● Stated task
From the listing below, extract every line in which the word "wyposażenia" appears.

------------------------------

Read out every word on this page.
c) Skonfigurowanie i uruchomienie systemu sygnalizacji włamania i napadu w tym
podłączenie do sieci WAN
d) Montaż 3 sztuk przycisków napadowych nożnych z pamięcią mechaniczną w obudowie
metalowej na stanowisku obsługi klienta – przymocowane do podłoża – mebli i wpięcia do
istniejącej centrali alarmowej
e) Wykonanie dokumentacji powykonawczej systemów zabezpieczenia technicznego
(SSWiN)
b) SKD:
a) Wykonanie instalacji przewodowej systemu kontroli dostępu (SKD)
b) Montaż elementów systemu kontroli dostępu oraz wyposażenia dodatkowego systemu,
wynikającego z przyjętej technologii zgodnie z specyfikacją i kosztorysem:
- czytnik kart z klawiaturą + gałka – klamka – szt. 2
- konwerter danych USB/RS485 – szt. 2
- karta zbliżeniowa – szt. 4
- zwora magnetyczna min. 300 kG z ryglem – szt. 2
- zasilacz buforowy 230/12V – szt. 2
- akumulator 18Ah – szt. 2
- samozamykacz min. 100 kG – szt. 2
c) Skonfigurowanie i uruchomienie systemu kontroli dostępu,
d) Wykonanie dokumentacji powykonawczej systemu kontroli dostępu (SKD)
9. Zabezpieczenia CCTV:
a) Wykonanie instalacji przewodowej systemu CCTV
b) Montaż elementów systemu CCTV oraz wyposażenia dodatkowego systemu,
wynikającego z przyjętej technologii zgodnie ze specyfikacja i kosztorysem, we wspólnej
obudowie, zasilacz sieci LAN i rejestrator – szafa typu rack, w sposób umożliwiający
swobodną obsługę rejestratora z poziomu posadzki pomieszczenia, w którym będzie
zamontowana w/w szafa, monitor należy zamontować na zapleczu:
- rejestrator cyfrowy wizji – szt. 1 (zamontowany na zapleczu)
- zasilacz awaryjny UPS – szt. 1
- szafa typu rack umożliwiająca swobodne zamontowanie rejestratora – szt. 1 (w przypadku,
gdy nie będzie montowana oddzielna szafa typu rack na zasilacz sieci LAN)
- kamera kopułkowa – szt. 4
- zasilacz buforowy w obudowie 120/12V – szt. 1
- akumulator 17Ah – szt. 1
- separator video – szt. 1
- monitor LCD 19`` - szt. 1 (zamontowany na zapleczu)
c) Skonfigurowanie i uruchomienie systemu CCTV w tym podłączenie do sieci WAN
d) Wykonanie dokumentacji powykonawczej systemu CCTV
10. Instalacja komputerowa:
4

------------------------------

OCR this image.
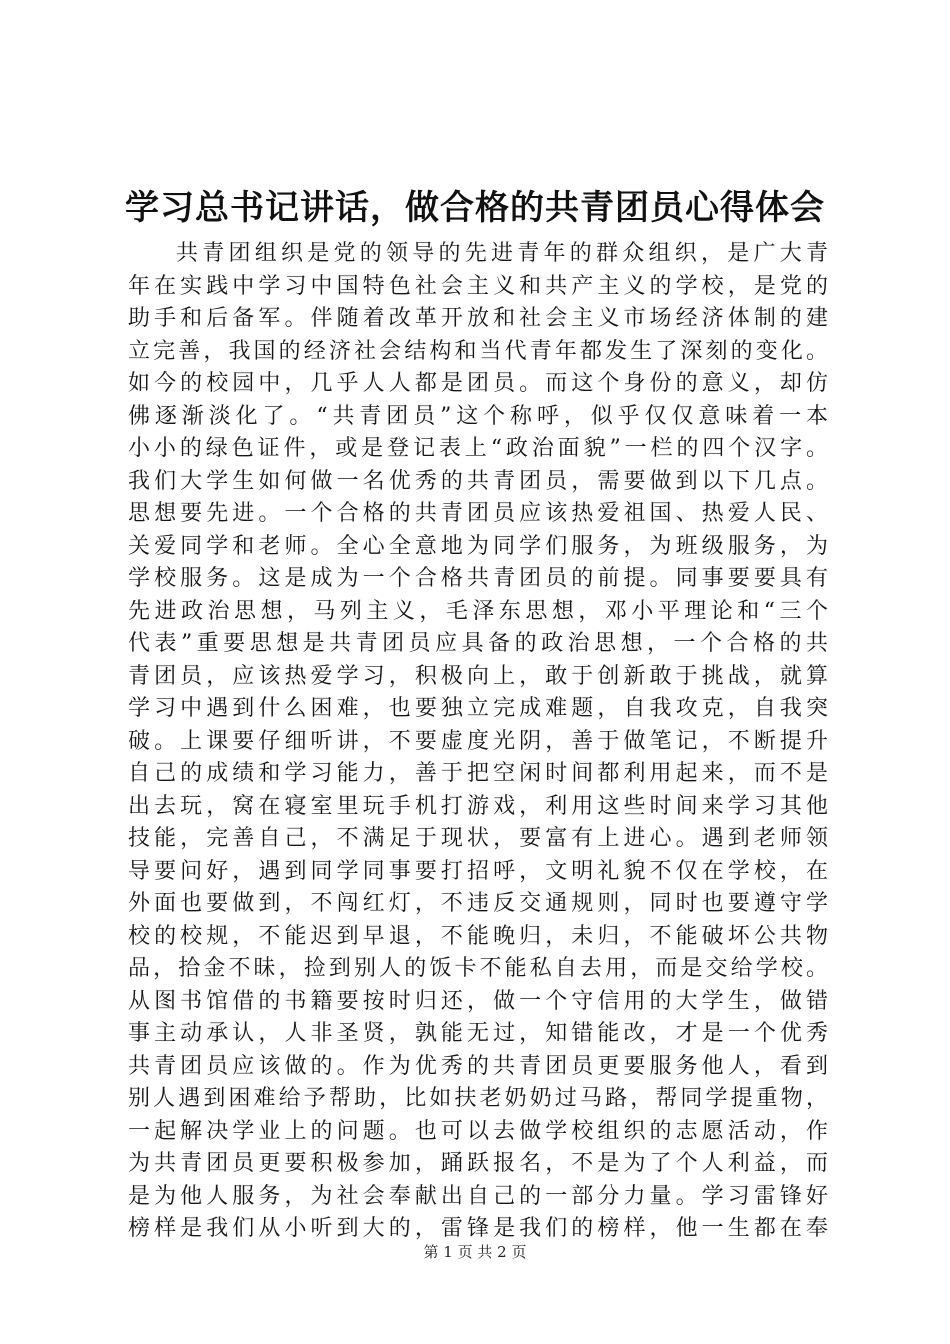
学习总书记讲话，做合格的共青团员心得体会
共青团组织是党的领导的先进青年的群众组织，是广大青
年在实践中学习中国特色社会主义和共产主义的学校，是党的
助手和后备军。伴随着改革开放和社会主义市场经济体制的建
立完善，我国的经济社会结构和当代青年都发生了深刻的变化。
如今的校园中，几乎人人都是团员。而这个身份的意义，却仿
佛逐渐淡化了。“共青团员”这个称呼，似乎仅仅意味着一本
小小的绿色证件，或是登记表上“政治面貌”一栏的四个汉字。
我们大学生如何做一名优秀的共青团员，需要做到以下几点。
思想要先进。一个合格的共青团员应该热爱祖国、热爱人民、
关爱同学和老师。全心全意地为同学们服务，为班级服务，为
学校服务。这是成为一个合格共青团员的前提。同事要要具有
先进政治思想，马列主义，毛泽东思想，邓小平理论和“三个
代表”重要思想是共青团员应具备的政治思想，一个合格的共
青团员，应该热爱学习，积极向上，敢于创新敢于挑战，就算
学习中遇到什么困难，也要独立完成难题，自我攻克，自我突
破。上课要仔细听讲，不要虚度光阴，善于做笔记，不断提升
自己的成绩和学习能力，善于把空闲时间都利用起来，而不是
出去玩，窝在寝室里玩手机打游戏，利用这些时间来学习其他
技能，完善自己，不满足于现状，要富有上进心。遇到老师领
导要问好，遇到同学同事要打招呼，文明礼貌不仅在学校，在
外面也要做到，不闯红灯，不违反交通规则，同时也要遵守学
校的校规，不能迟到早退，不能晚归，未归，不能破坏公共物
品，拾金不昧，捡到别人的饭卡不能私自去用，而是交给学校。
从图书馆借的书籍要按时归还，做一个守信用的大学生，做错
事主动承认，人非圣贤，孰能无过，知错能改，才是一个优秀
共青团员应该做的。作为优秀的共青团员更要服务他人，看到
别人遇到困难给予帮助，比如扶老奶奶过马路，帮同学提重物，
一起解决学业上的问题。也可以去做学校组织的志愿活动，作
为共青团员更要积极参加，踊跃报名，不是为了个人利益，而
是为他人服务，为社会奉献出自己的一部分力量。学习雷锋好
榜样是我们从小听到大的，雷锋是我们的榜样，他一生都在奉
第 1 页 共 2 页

------------------------------

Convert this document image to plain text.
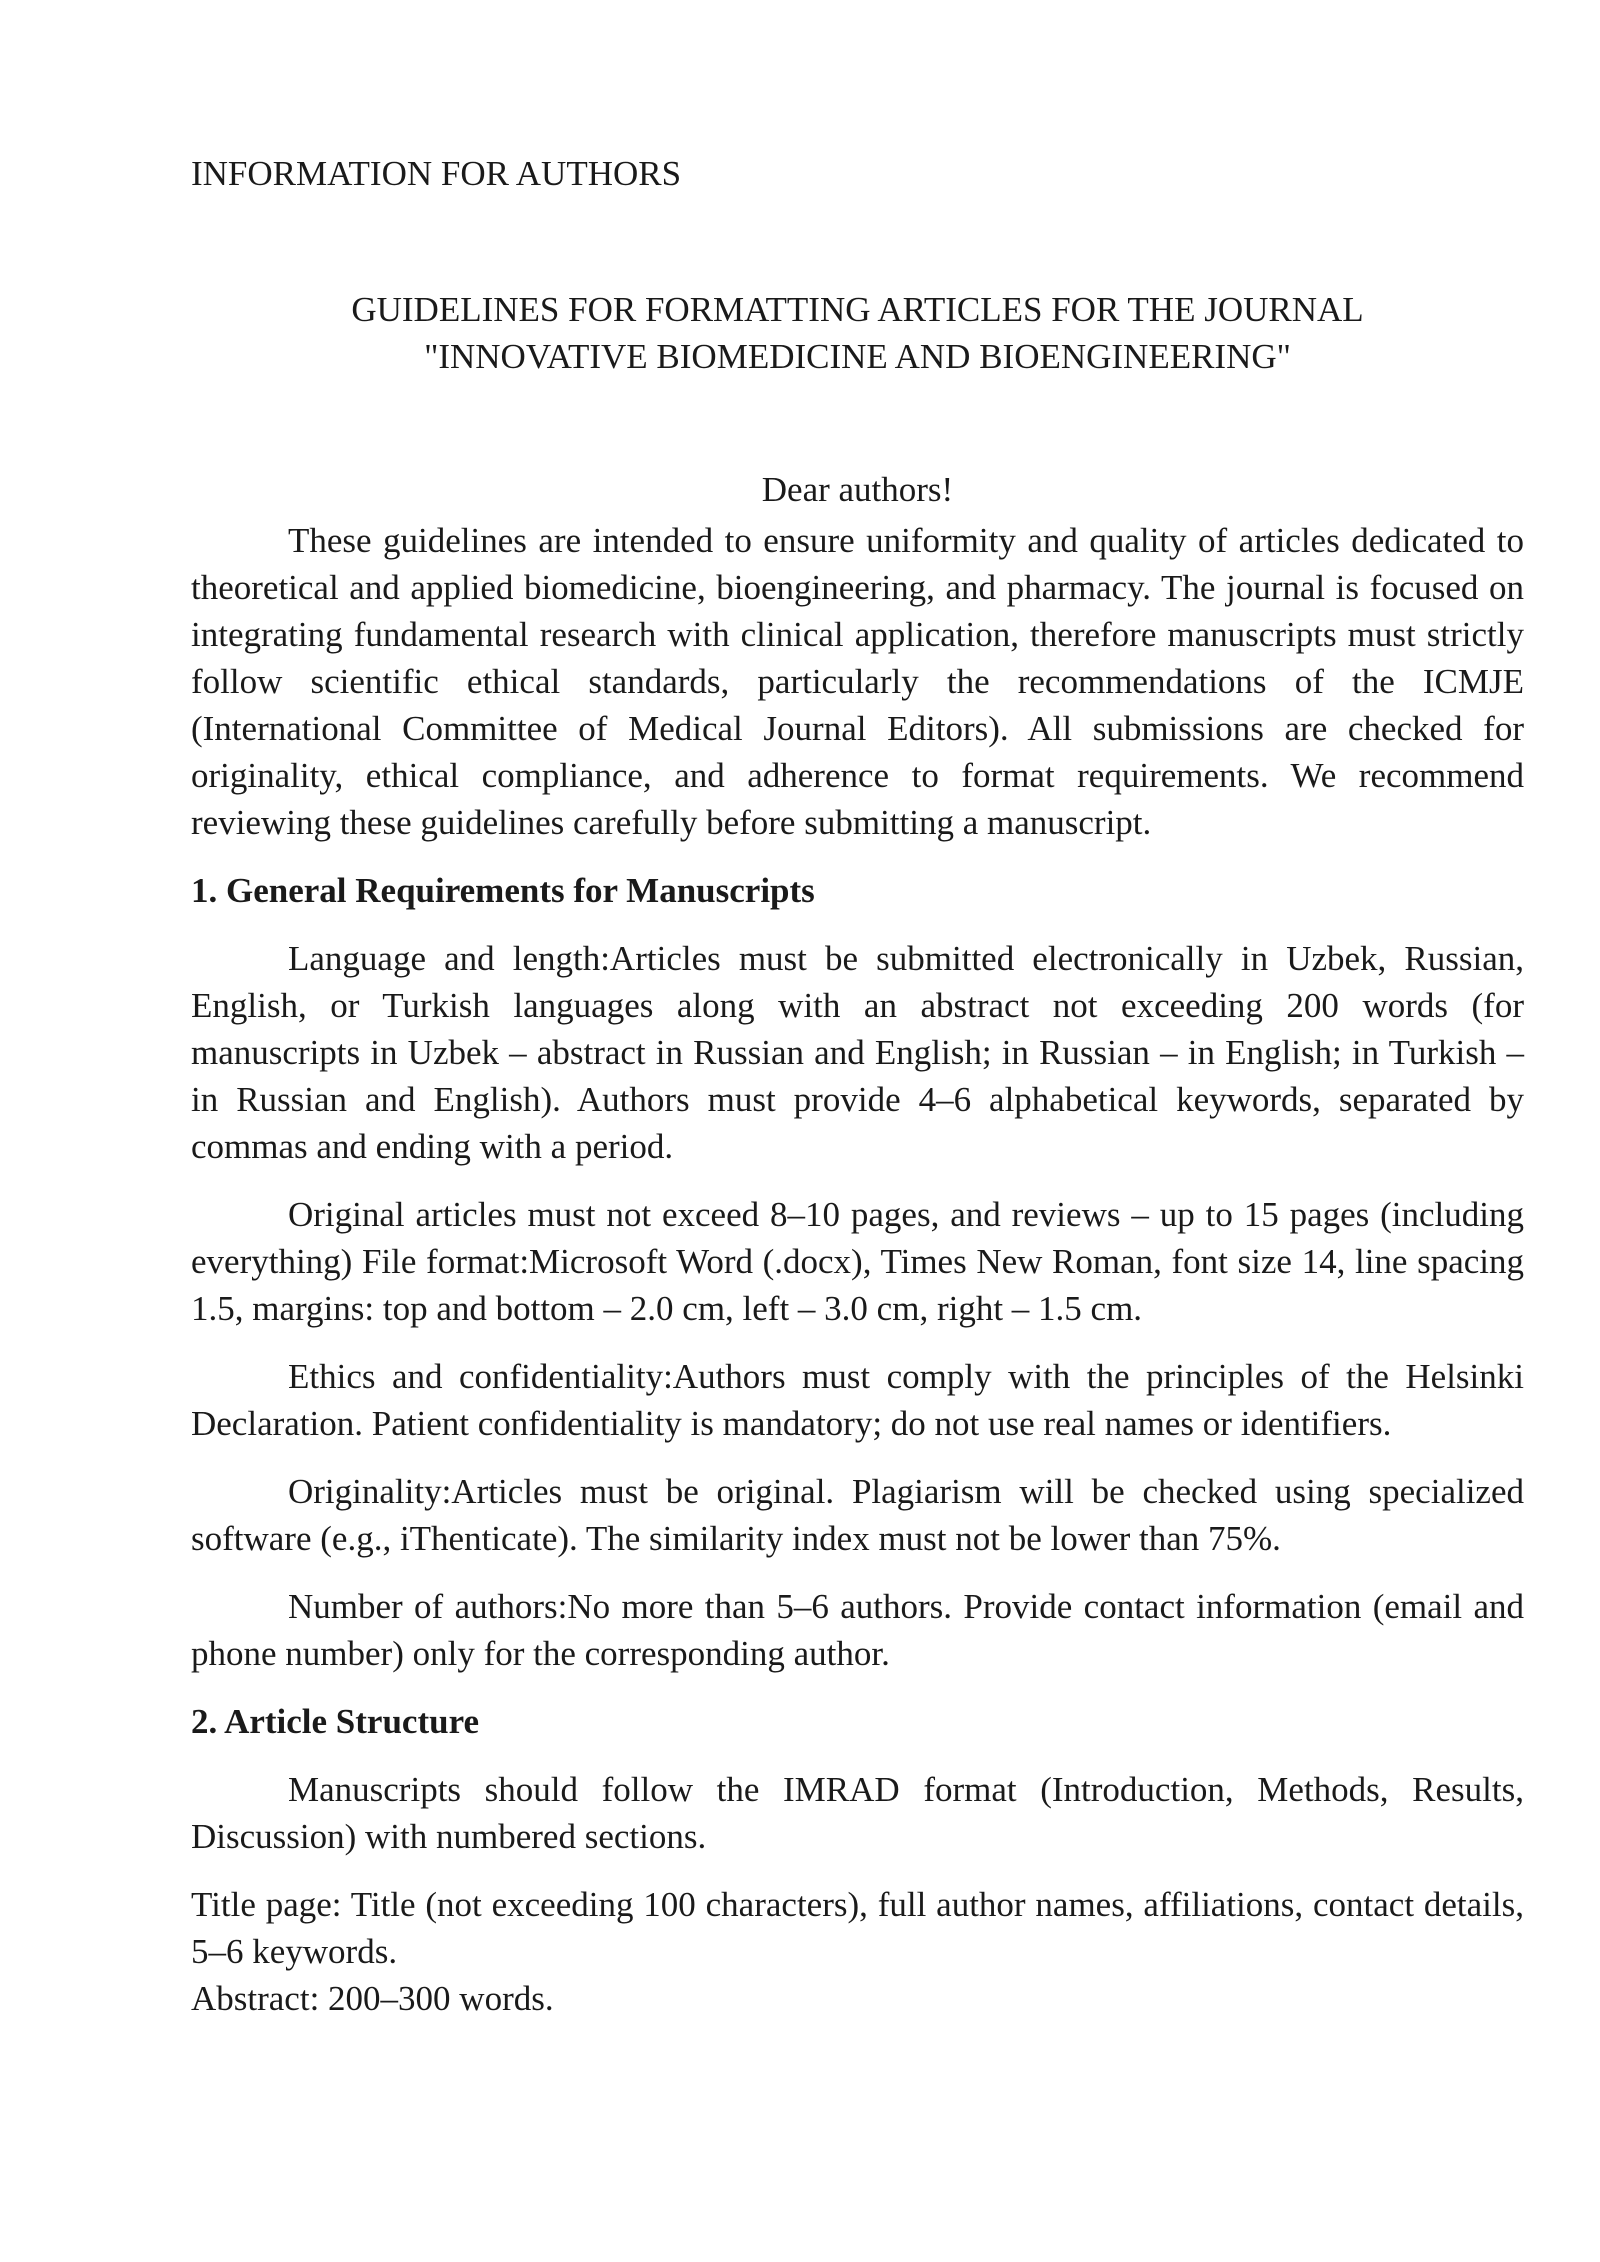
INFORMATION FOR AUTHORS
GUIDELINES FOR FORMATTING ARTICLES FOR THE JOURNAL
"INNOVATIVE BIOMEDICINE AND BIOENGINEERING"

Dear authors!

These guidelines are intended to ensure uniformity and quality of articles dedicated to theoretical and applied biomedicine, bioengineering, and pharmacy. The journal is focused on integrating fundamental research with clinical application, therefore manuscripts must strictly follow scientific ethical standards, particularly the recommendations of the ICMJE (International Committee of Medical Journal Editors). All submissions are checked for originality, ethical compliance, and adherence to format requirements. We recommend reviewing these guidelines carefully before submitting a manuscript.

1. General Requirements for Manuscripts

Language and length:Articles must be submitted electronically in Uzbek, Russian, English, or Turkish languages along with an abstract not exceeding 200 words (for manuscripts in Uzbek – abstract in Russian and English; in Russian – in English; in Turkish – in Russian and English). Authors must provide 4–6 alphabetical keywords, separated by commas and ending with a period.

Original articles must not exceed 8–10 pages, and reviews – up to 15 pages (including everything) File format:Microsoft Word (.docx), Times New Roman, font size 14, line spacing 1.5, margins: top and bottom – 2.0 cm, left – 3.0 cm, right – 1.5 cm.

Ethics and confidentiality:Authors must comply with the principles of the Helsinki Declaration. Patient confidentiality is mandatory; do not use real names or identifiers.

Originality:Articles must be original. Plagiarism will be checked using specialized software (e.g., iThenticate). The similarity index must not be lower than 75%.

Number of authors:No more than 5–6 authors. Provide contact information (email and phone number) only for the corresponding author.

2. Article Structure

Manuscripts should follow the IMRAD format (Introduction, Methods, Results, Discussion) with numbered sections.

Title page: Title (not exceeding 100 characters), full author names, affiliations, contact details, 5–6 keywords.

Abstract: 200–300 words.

------------------------------

● Expected output
b) Montaż elementów systemu kontroli dostępu oraz wyposażenia dodatkowego systemu,
b) Montaż elementów systemu CCTV oraz wyposażenia dodatkowego systemu,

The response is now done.